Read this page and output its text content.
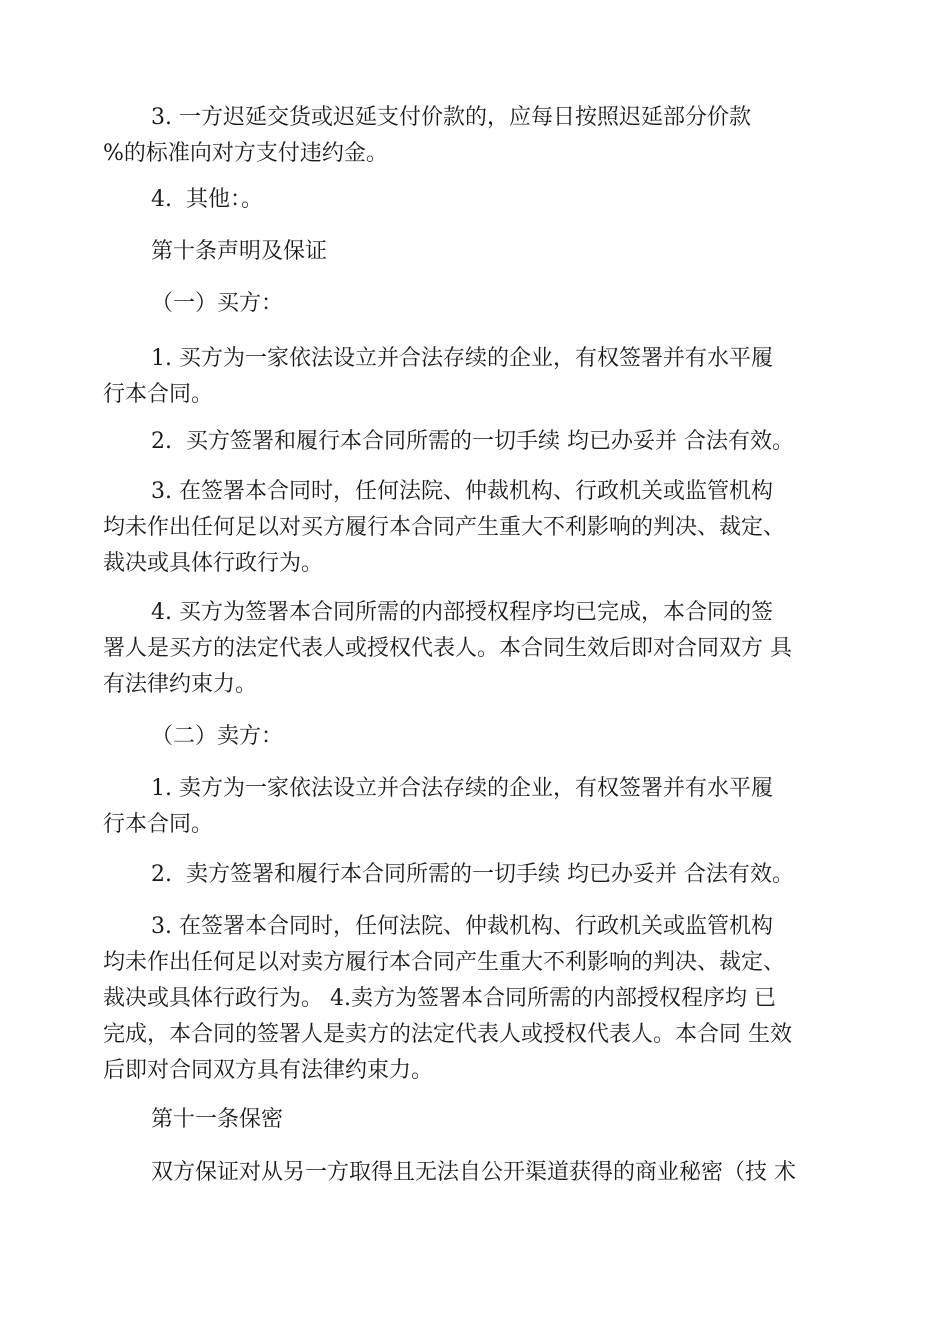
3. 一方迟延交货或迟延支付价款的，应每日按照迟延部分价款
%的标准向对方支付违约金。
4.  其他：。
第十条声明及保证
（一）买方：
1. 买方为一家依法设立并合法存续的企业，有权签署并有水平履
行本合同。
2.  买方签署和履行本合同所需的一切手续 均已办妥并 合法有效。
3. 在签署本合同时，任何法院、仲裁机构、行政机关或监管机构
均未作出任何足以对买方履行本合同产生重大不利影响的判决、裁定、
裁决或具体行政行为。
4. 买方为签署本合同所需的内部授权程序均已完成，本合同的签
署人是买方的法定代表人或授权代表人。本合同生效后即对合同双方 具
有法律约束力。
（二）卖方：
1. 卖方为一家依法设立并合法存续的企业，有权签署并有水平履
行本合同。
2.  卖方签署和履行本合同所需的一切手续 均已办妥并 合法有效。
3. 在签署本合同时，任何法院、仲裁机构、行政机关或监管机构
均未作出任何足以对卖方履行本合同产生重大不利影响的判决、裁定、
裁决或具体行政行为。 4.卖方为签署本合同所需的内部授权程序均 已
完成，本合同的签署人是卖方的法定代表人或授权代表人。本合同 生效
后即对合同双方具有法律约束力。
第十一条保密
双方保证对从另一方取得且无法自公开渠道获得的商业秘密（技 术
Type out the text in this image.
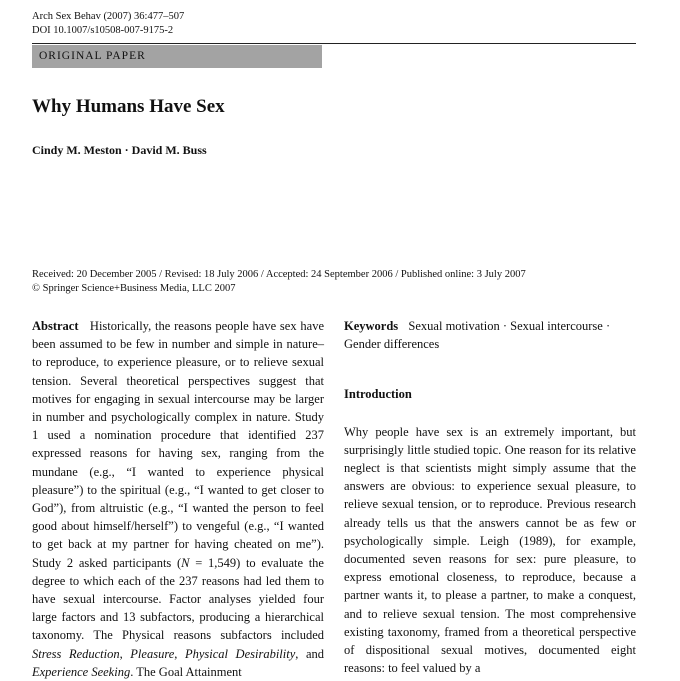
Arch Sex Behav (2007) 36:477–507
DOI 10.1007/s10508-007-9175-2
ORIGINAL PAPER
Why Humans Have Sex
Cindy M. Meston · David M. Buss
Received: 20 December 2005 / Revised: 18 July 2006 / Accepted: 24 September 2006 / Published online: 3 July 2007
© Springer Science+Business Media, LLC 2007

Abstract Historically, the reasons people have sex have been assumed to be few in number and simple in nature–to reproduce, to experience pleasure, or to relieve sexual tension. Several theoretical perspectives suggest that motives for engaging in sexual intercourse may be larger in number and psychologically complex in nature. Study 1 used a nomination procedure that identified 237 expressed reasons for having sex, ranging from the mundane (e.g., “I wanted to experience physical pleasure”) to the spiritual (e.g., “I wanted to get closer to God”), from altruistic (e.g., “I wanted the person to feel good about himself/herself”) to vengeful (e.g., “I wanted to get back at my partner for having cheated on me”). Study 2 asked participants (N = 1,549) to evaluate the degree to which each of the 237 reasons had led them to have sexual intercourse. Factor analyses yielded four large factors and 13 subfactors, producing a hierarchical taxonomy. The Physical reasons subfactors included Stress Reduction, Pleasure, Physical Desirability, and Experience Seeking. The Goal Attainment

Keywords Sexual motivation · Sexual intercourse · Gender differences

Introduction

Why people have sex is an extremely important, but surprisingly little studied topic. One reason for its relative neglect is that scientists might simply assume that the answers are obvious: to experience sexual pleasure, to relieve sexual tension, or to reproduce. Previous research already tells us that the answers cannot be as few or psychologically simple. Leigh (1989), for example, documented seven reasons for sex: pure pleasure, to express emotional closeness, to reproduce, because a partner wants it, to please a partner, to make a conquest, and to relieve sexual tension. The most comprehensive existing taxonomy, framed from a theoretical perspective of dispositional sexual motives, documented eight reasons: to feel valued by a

....

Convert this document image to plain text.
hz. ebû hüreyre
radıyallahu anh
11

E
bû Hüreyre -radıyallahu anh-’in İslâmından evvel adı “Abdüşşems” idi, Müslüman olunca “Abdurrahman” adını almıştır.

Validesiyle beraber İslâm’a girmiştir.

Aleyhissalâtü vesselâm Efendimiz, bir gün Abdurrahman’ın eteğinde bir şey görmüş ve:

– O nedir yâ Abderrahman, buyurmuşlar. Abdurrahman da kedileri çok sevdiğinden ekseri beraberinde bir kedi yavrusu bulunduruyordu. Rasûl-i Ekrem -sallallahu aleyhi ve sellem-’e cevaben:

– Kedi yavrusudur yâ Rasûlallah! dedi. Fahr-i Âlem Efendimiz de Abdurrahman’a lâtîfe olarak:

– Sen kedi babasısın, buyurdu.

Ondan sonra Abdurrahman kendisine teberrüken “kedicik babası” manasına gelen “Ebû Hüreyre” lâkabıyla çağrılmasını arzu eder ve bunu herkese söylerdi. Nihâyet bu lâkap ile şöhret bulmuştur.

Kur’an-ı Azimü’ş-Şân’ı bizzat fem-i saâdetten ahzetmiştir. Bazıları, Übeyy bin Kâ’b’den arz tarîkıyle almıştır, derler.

....

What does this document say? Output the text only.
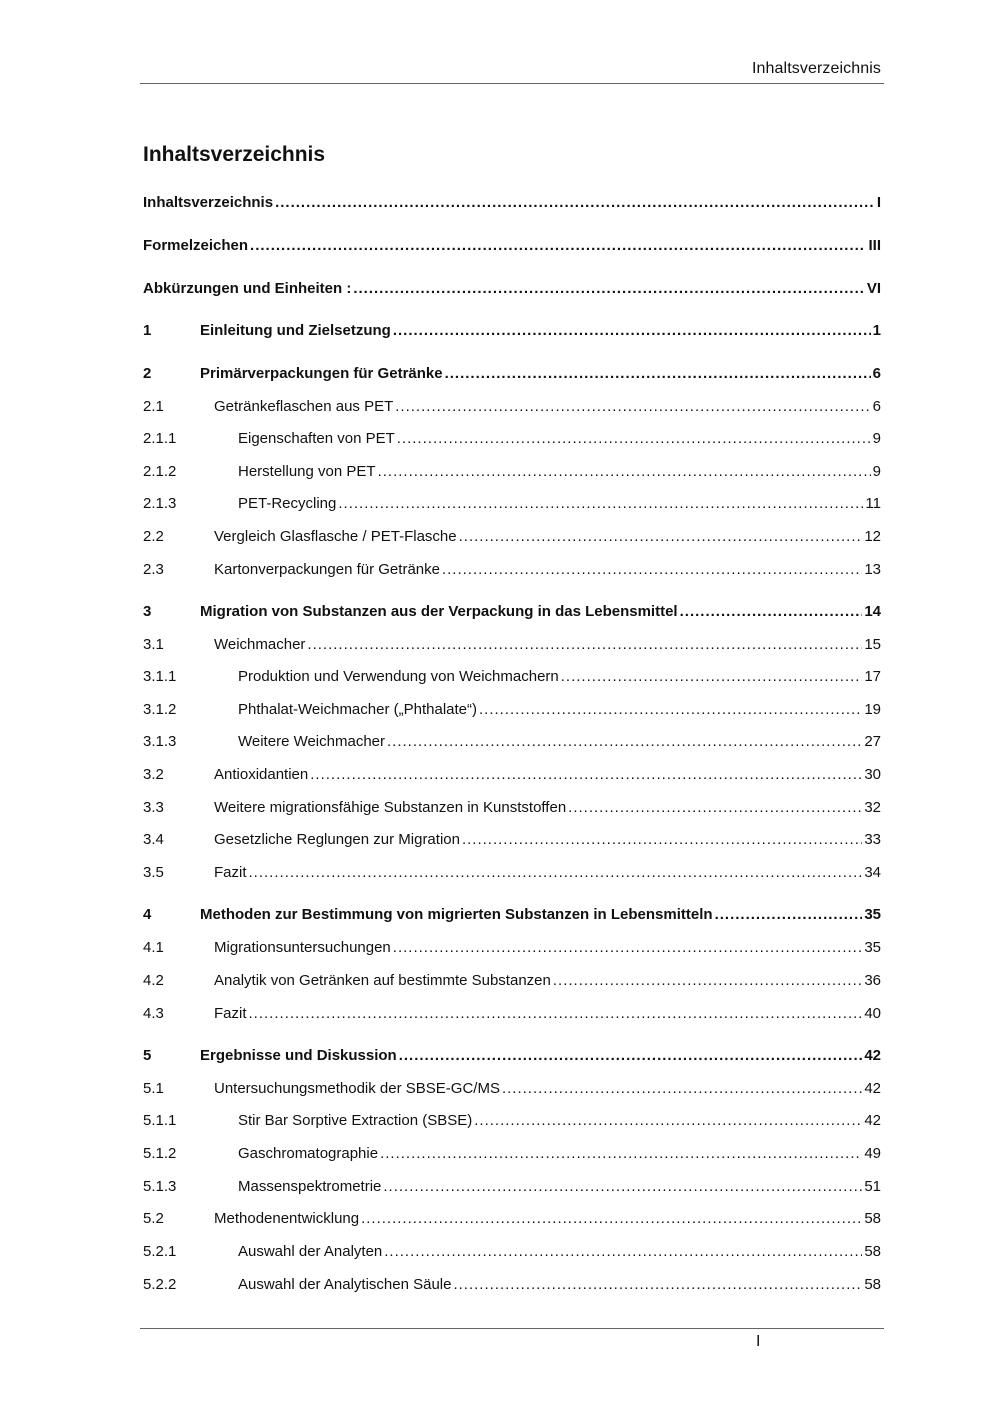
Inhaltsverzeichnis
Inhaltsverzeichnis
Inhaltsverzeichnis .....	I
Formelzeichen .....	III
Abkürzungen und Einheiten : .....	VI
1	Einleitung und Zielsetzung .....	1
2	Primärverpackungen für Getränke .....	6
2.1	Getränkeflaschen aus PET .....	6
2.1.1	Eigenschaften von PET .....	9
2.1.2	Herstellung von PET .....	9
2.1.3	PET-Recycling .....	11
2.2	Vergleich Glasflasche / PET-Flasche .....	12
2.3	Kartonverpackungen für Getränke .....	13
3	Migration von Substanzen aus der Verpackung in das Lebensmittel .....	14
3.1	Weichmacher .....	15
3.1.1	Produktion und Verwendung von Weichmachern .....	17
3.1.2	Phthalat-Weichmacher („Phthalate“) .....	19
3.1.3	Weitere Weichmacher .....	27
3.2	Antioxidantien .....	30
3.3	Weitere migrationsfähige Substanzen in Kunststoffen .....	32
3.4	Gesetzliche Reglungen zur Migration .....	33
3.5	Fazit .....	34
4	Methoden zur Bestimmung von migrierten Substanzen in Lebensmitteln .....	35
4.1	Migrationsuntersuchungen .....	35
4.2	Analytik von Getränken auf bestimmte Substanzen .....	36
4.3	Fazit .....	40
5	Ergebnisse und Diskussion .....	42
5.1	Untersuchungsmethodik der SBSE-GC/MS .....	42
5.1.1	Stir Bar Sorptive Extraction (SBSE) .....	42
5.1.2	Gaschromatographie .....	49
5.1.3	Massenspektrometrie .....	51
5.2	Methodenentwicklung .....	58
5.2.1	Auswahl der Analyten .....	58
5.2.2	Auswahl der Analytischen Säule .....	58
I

....

→ Problem statement
Collect every line above that contains the word "radıyallahu".

→ Exercise response
radıyallahu anh
bû Hüreyre -radıyallahu anh-’in İslâmından evvel adı “Abdüşşems” idi, Müslüman olunca “Abdurrahman” adını almıştır.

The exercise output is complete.